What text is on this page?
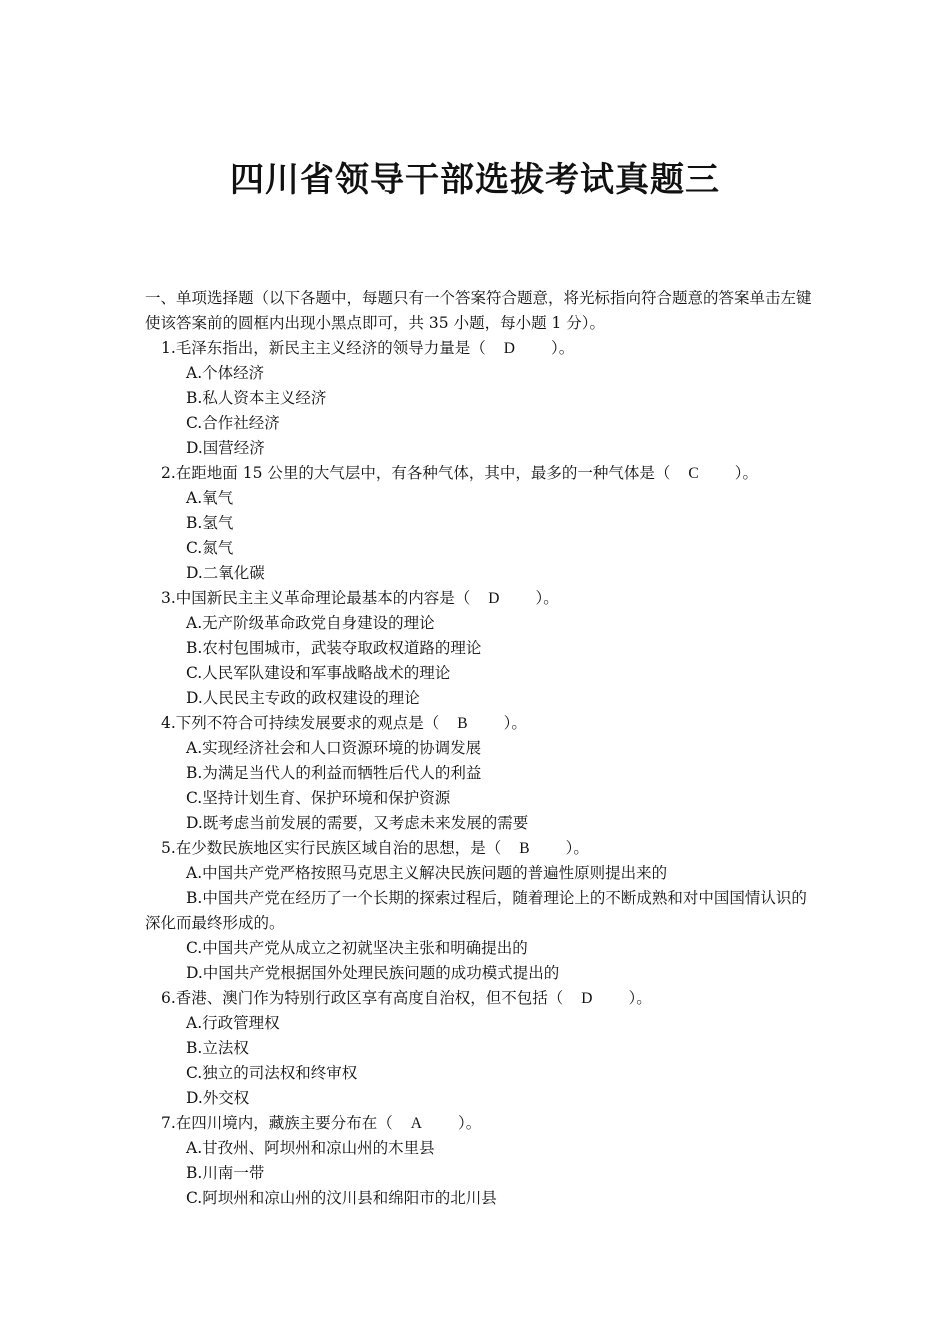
四川省领导干部选拔考试真题三

一、单项选择题（以下各题中，每题只有一个答案符合题意，将光标指向符合题意的答案单击左键使该答案前的圆框内出现小黑点即可，共 35 小题，每小题 1 分）。

1.毛泽东指出，新民主主义经济的领导力量是（ D ）。

A.个体经济

B.私人资本主义经济

C.合作社经济

D.国营经济

2.在距地面 15 公里的大气层中，有各种气体，其中，最多的一种气体是（ C ）。

A.氧气

B.氢气

C.氮气

D.二氧化碳

3.中国新民主主义革命理论最基本的内容是（ D ）。

A.无产阶级革命政党自身建设的理论

B.农村包围城市，武装夺取政权道路的理论

C.人民军队建设和军事战略战术的理论

D.人民民主专政的政权建设的理论

4.下列不符合可持续发展要求的观点是（ B ）。

A.实现经济社会和人口资源环境的协调发展

B.为满足当代人的利益而牺牲后代人的利益

C.坚持计划生育、保护环境和保护资源

D.既考虑当前发展的需要，又考虑未来发展的需要

5.在少数民族地区实行民族区域自治的思想，是（ B ）。

A.中国共产党严格按照马克思主义解决民族问题的普遍性原则提出来的

B.中国共产党在经历了一个长期的探索过程后，随着理论上的不断成熟和对中国国情认识的深化而最终形成的。

C.中国共产党从成立之初就坚决主张和明确提出的

D.中国共产党根据国外处理民族问题的成功模式提出的

6.香港、澳门作为特别行政区享有高度自治权，但不包括（ D ）。

A.行政管理权

B.立法权

C.独立的司法权和终审权

D.外交权

7.在四川境内，藏族主要分布在（ A ）。

A.甘孜州、阿坝州和凉山州的木里县

B.川南一带

C.阿坝州和凉山州的汶川县和绵阳市的北川县
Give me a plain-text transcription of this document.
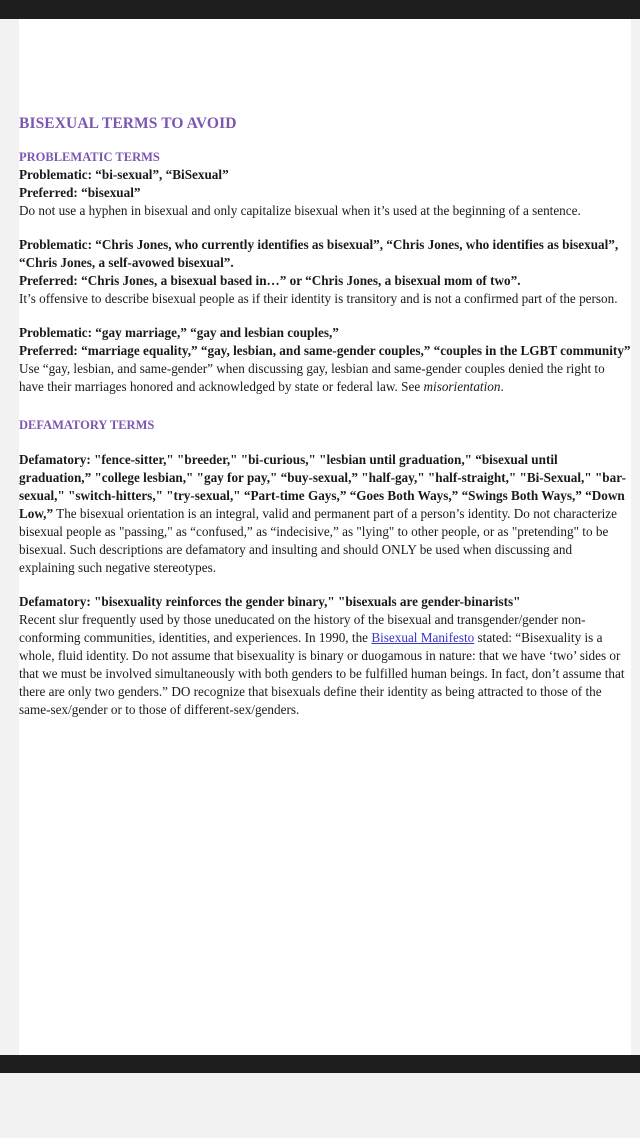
BISEXUAL TERMS TO AVOID
PROBLEMATIC TERMS

Problematic: “bi-sexual”, “BiSexual”

Preferred: “bisexual”

Do not use a hyphen in bisexual and only capitalize bisexual when it’s used at the beginning of a sentence.

Problematic: “Chris Jones, who currently identifies as bisexual”, “Chris Jones, who identifies as bisexual”, “Chris Jones, a self-avowed bisexual”.

Preferred: “Chris Jones, a bisexual based in…” or “Chris Jones, a bisexual mom of two”.

It’s offensive to describe bisexual people as if their identity is transitory and is not a confirmed part of the person.

Problematic: “gay marriage,” “gay and lesbian couples,”

Preferred: “marriage equality,” “gay, lesbian, and same-gender couples,” “couples in the LGBT community”

Use “gay, lesbian, and same-gender” when discussing gay, lesbian and same-gender couples denied the right to have their marriages honored and acknowledged by state or federal law. See misorientation.

DEFAMATORY TERMS

Defamatory: "fence-sitter," "breeder," "bi-curious," "lesbian until graduation," “bisexual until graduation,” "college lesbian," "gay for pay," “buy-sexual,” "half-gay," "half-straight," "Bi-Sexual," "bar-sexual," "switch-hitters," "try-sexual," “Part-time Gays,” “Goes Both Ways,” “Swings Both Ways,” “Down Low,” The bisexual orientation is an integral, valid and permanent part of a person’s identity. Do not characterize bisexual people as "passing," as “confused,” as “indecisive,” as "lying" to other people, or as "pretending" to be bisexual. Such descriptions are defamatory and insulting and should ONLY be used when discussing and explaining such negative stereotypes.

Defamatory: "bisexuality reinforces the gender binary," "bisexuals are gender-binarists"

Recent slur frequently used by those uneducated on the history of the bisexual and transgender/gender non-conforming communities, identities, and experiences. In 1990, the Bisexual Manifesto stated: “Bisexuality is a whole, fluid identity. Do not assume that bisexuality is binary or duogamous in nature: that we have ‘two’ sides or that we must be involved simultaneously with both genders to be fulfilled human beings. In fact, don’t assume that there are only two genders.” DO recognize that bisexuals define their identity as being attracted to those of the same-sex/gender or to those of different-sex/genders.
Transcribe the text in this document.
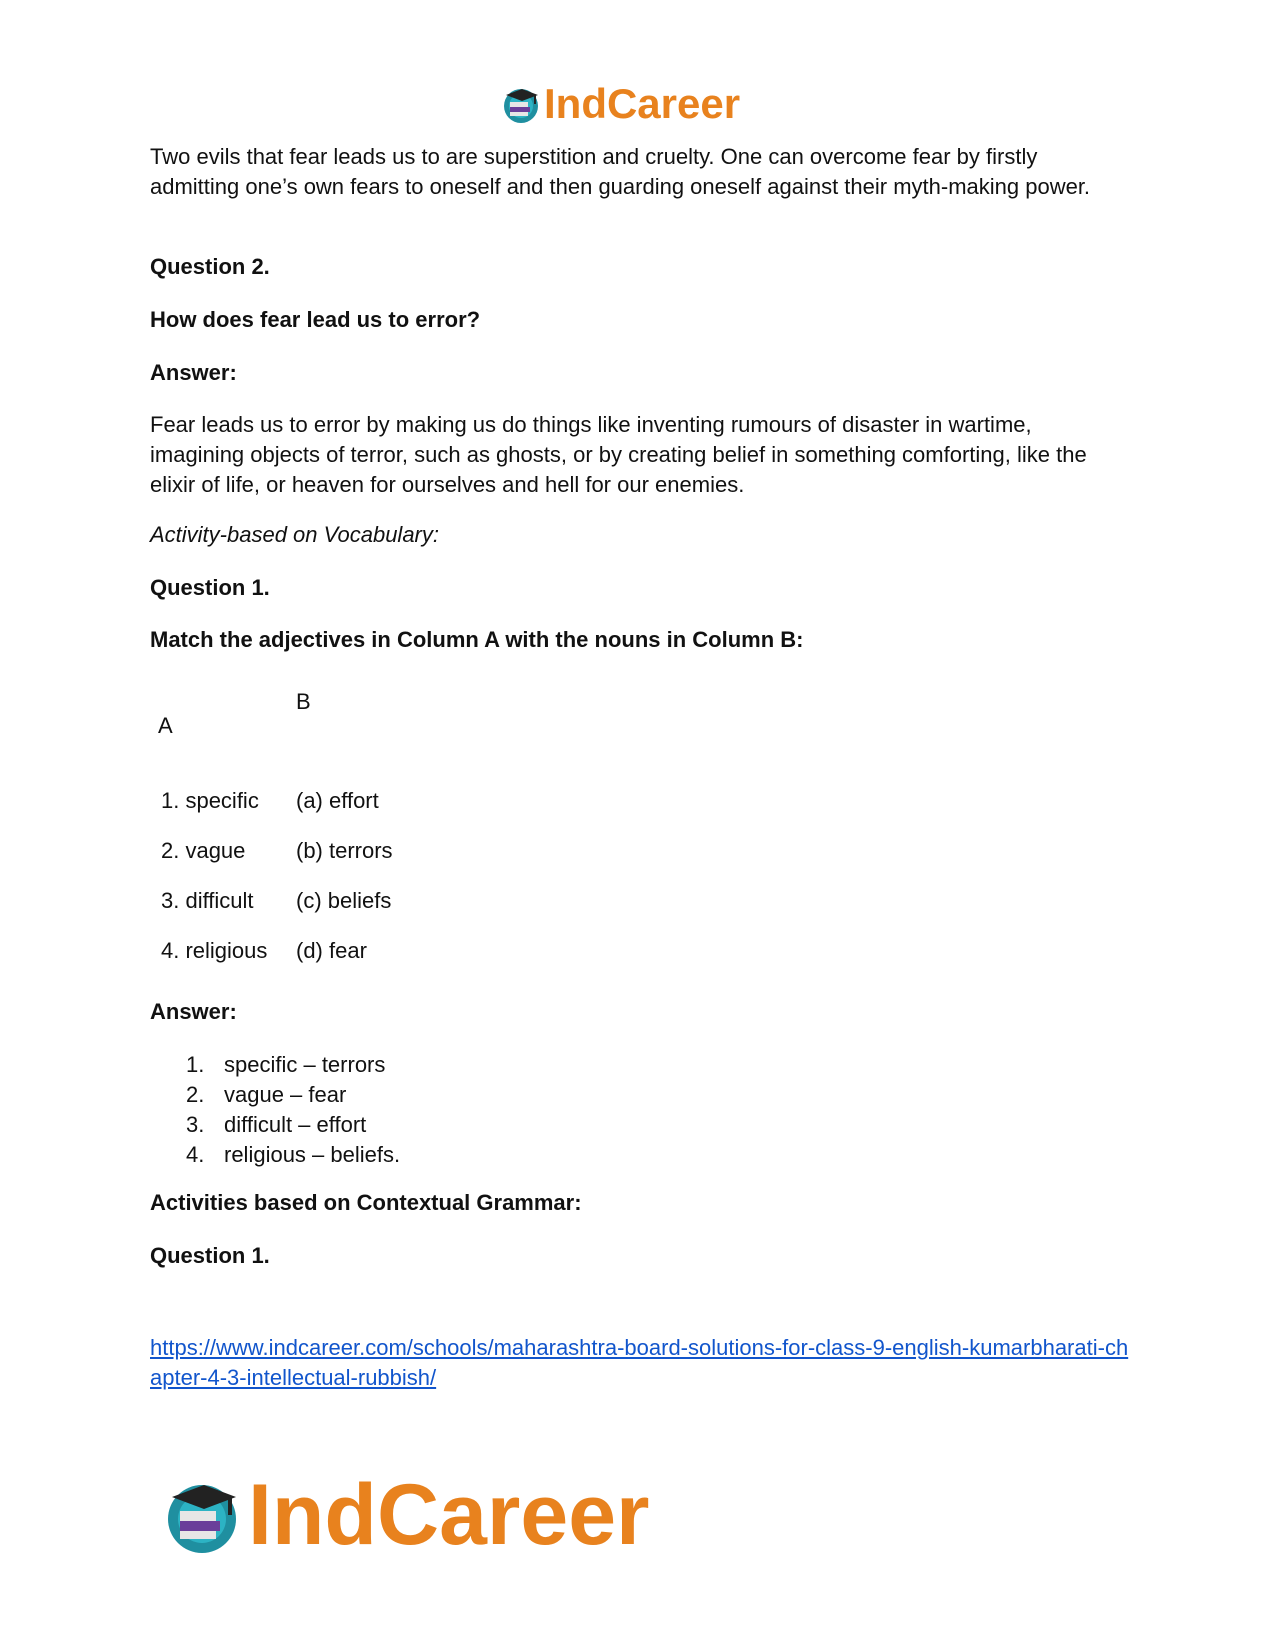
IndCareer
Two evils that fear leads us to are superstition and cruelty. One can overcome fear by firstly admitting one’s own fears to oneself and then guarding oneself against their myth-making power.
Question 2.
How does fear lead us to error?
Answer:
Fear leads us to error by making us do things like inventing rumours of disaster in wartime, imagining objects of terror, such as ghosts, or by creating belief in something comforting, like the elixir of life, or heaven for ourselves and hell for our enemies.
Activity-based on Vocabulary:
Question 1.
Match the adjectives in Column A with the nouns in Column B:
B
A
1. specific
2. vague
3. difficult
4. religious
(a) effort
(b) terrors
(c) beliefs
(d) fear
Answer:
1. specific – terrors
2. vague – fear
3. difficult – effort
4. religious – beliefs.
Activities based on Contextual Grammar:
Question 1.
https://www.indcareer.com/schools/maharashtra-board-solutions-for-class-9-english-kumarbharati-chapter-4-3-intellectual-rubbish/
IndCareer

··········

REQUIREMENTS: Write out the whole listing again, exactly, with no pictures.

COMPLETE OUTPUT:
What text is on this page?
四川省领导干部选拔考试真题三

一、单项选择题（以下各题中，每题只有一个答案符合题意，将光标指向符合题意的答案单击左键使该答案前的圆框内出现小黑点即可，共 35 小题，每小题 1 分）。

1.毛泽东指出，新民主主义经济的领导力量是（ D ）。

A.个体经济

B.私人资本主义经济

C.合作社经济

D.国营经济

2.在距地面 15 公里的大气层中，有各种气体，其中，最多的一种气体是（ C ）。

A.氧气

B.氢气

C.氮气

D.二氧化碳

3.中国新民主主义革命理论最基本的内容是（ D ）。

A.无产阶级革命政党自身建设的理论

B.农村包围城市，武装夺取政权道路的理论

C.人民军队建设和军事战略战术的理论

D.人民民主专政的政权建设的理论

4.下列不符合可持续发展要求的观点是（ B ）。

A.实现经济社会和人口资源环境的协调发展

B.为满足当代人的利益而牺牲后代人的利益

C.坚持计划生育、保护环境和保护资源

D.既考虑当前发展的需要，又考虑未来发展的需要

5.在少数民族地区实行民族区域自治的思想，是（ B ）。

A.中国共产党严格按照马克思主义解决民族问题的普遍性原则提出来的

B.中国共产党在经历了一个长期的探索过程后，随着理论上的不断成熟和对中国国情认识的深化而最终形成的。

C.中国共产党从成立之初就坚决主张和明确提出的

D.中国共产党根据国外处理民族问题的成功模式提出的

6.香港、澳门作为特别行政区享有高度自治权，但不包括（ D ）。

A.行政管理权

B.立法权

C.独立的司法权和终审权

D.外交权

7.在四川境内，藏族主要分布在（ A ）。

A.甘孜州、阿坝州和凉山州的木里县

B.川南一带

C.阿坝州和凉山州的汶川县和绵阳市的北川县
Give me a plain-text transcription of this document.
BISEXUAL TERMS TO AVOID
PROBLEMATIC TERMS

Problematic: “bi-sexual”, “BiSexual”

Preferred: “bisexual”

Do not use a hyphen in bisexual and only capitalize bisexual when it’s used at the beginning of a sentence.

Problematic: “Chris Jones, who currently identifies as bisexual”, “Chris Jones, who identifies as bisexual”, “Chris Jones, a self-avowed bisexual”.

Preferred: “Chris Jones, a bisexual based in…” or “Chris Jones, a bisexual mom of two”.

It’s offensive to describe bisexual people as if their identity is transitory and is not a confirmed part of the person.

Problematic: “gay marriage,” “gay and lesbian couples,”

Preferred: “marriage equality,” “gay, lesbian, and same-gender couples,” “couples in the LGBT community”

Use “gay, lesbian, and same-gender” when discussing gay, lesbian and same-gender couples denied the right to have their marriages honored and acknowledged by state or federal law. See misorientation.

DEFAMATORY TERMS

Defamatory: "fence-sitter," "breeder," "bi-curious," "lesbian until graduation," “bisexual until graduation,” "college lesbian," "gay for pay," “buy-sexual,” "half-gay," "half-straight," "Bi-Sexual," "bar-sexual," "switch-hitters," "try-sexual," “Part-time Gays,” “Goes Both Ways,” “Swings Both Ways,” “Down Low,” The bisexual orientation is an integral, valid and permanent part of a person’s identity. Do not characterize bisexual people as "passing," as “confused,” as “indecisive,” as "lying" to other people, or as "pretending" to be bisexual. Such descriptions are defamatory and insulting and should ONLY be used when discussing and explaining such negative stereotypes.

Defamatory: "bisexuality reinforces the gender binary," "bisexuals are gender-binarists"

Recent slur frequently used by those uneducated on the history of the bisexual and transgender/gender non-conforming communities, identities, and experiences. In 1990, the Bisexual Manifesto stated: “Bisexuality is a whole, fluid identity. Do not assume that bisexuality is binary or duogamous in nature: that we have ‘two’ sides or that we must be involved simultaneously with both genders to be fulfilled human beings. In fact, don’t assume that there are only two genders.” DO recognize that bisexuals define their identity as being attracted to those of the same-sex/gender or to those of different-sex/genders.
Transcribe the text in this document.
IndCareer
Two evils that fear leads us to are superstition and cruelty. One can overcome fear by firstly admitting one’s own fears to oneself and then guarding oneself against their myth-making power.
Question 2.
How does fear lead us to error?
Answer:
Fear leads us to error by making us do things like inventing rumours of disaster in wartime, imagining objects of terror, such as ghosts, or by creating belief in something comforting, like the elixir of life, or heaven for ourselves and hell for our enemies.
Activity-based on Vocabulary:
Question 1.
Match the adjectives in Column A with the nouns in Column B:
B
A
1. specific
2. vague
3. difficult
4. religious
(a) effort
(b) terrors
(c) beliefs
(d) fear
Answer:
1. specific – terrors
2. vague – fear
3. difficult – effort
4. religious – beliefs.
Activities based on Contextual Grammar:
Question 1.
https://www.indcareer.com/schools/maharashtra-board-solutions-for-class-9-english-kumarbharati-chapter-4-3-intellectual-rubbish/
IndCareer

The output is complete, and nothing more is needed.